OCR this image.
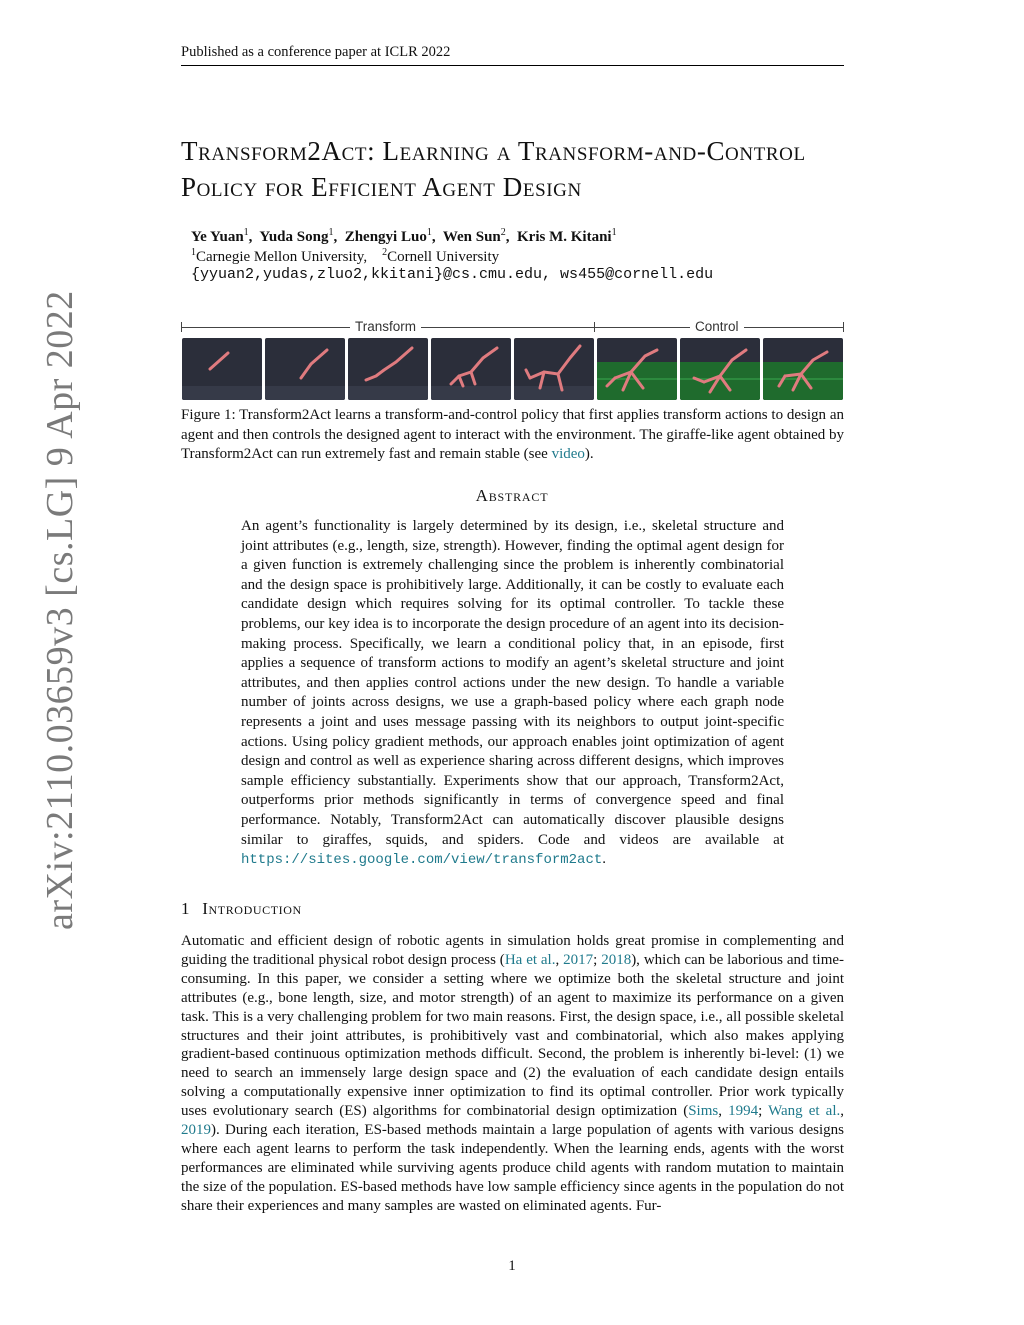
Published as a conference paper at ICLR 2022
Transform2Act: Learning a Transform-and-Control Policy for Efficient Agent Design
Ye Yuan$^1$,  Yuda Song$^1$,  Zhengyi Luo$^1$,  Wen Sun$^2$,  Kris M. Kitani$^1$
$^1$Carnegie Mellon University, $^2$Cornell University
{yyuan2,yudas,zluo2,kkitani}@cs.cmu.edu, ws455@cornell.edu
Transform	Control
Figure 1: Transform2Act learns a transform-and-control policy that first applies transform actions to design an agent and then controls the designed agent to interact with the environment. The giraffe-like agent obtained by Transform2Act can run extremely fast and remain stable (see video).
Abstract
An agent’s functionality is largely determined by its design, i.e., skeletal structure and joint attributes (e.g., length, size, strength). However, finding the optimal agent design for a given function is extremely challenging since the problem is inherently combinatorial and the design space is prohibitively large. Additionally, it can be costly to evaluate each candidate design which requires solving for its optimal controller. To tackle these problems, our key idea is to incorporate the design procedure of an agent into its decision-making process. Specifically, we learn a conditional policy that, in an episode, first applies a sequence of transform actions to modify an agent’s skeletal structure and joint attributes, and then applies control actions under the new design. To handle a variable number of joints across designs, we use a graph-based policy where each graph node represents a joint and uses message passing with its neighbors to output joint-specific actions. Using policy gradient methods, our approach enables joint optimization of agent design and control as well as experience sharing across different designs, which improves sample efficiency substantially. Experiments show that our approach, Transform2Act, outperforms prior methods significantly in terms of convergence speed and final performance. Notably, Transform2Act can automatically discover plausible designs similar to giraffes, squids, and spiders. Code and videos are available at https://sites.google.com/view/transform2act.
1 Introduction
Automatic and efficient design of robotic agents in simulation holds great promise in complementing and guiding the traditional physical robot design process (Ha et al., 2017; 2018), which can be laborious and time-consuming. In this paper, we consider a setting where we optimize both the skeletal structure and joint attributes (e.g., bone length, size, and motor strength) of an agent to maximize its performance on a given task. This is a very challenging problem for two main reasons. First, the design space, i.e., all possible skeletal structures and their joint attributes, is prohibitively vast and combinatorial, which also makes applying gradient-based continuous optimization methods difficult. Second, the problem is inherently bi-level: (1) we need to search an immensely large design space and (2) the evaluation of each candidate design entails solving a computationally expensive inner optimization to find its optimal controller. Prior work typically uses evolutionary search (ES) algorithms for combinatorial design optimization (Sims, 1994; Wang et al., 2019). During each iteration, ES-based methods maintain a large population of agents with various designs where each agent learns to perform the task independently. When the learning ends, agents with the worst performances are eliminated while surviving agents produce child agents with random mutation to maintain the size of the population. ES-based methods have low sample efficiency since agents in the population do not share their experiences and many samples are wasted on eliminated agents. Fur-
1
arXiv:2110.03659v3 [cs.LG] 9 Apr 2022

* Exercise goal *
Drop the images and quote the entries word for word.

* Exercise result *
OCR this image.
Published as a conference paper at ICLR 2022
Transform2Act: Learning a Transform-and-Control Policy for Efficient Agent Design
Ye Yuan$^1$,  Yuda Song$^1$,  Zhengyi Luo$^1$,  Wen Sun$^2$,  Kris M. Kitani$^1$
$^1$Carnegie Mellon University, $^2$Cornell University
{yyuan2,yudas,zluo2,kkitani}@cs.cmu.edu, ws455@cornell.edu
Transform	Control
Figure 1: Transform2Act learns a transform-and-control policy that first applies transform actions to design an agent and then controls the designed agent to interact with the environment. The giraffe-like agent obtained by Transform2Act can run extremely fast and remain stable (see video).
Abstract
An agent’s functionality is largely determined by its design, i.e., skeletal structure and joint attributes (e.g., length, size, strength). However, finding the optimal agent design for a given function is extremely challenging since the problem is inherently combinatorial and the design space is prohibitively large. Additionally, it can be costly to evaluate each candidate design which requires solving for its optimal controller. To tackle these problems, our key idea is to incorporate the design procedure of an agent into its decision-making process. Specifically, we learn a conditional policy that, in an episode, first applies a sequence of transform actions to modify an agent’s skeletal structure and joint attributes, and then applies control actions under the new design. To handle a variable number of joints across designs, we use a graph-based policy where each graph node represents a joint and uses message passing with its neighbors to output joint-specific actions. Using policy gradient methods, our approach enables joint optimization of agent design and control as well as experience sharing across different designs, which improves sample efficiency substantially. Experiments show that our approach, Transform2Act, outperforms prior methods significantly in terms of convergence speed and final performance. Notably, Transform2Act can automatically discover plausible designs similar to giraffes, squids, and spiders. Code and videos are available at https://sites.google.com/view/transform2act.
1 Introduction
Automatic and efficient design of robotic agents in simulation holds great promise in complementing and guiding the traditional physical robot design process (Ha et al., 2017; 2018), which can be laborious and time-consuming. In this paper, we consider a setting where we optimize both the skeletal structure and joint attributes (e.g., bone length, size, and motor strength) of an agent to maximize its performance on a given task. This is a very challenging problem for two main reasons. First, the design space, i.e., all possible skeletal structures and their joint attributes, is prohibitively vast and combinatorial, which also makes applying gradient-based continuous optimization methods difficult. Second, the problem is inherently bi-level: (1) we need to search an immensely large design space and (2) the evaluation of each candidate design entails solving a computationally expensive inner optimization to find its optimal controller. Prior work typically uses evolutionary search (ES) algorithms for combinatorial design optimization (Sims, 1994; Wang et al., 2019). During each iteration, ES-based methods maintain a large population of agents with various designs where each agent learns to perform the task independently. When the learning ends, agents with the worst performances are eliminated while surviving agents produce child agents with random mutation to maintain the size of the population. ES-based methods have low sample efficiency since agents in the population do not share their experiences and many samples are wasted on eliminated agents. Fur-
1
arXiv:2110.03659v3 [cs.LG] 9 Apr 2022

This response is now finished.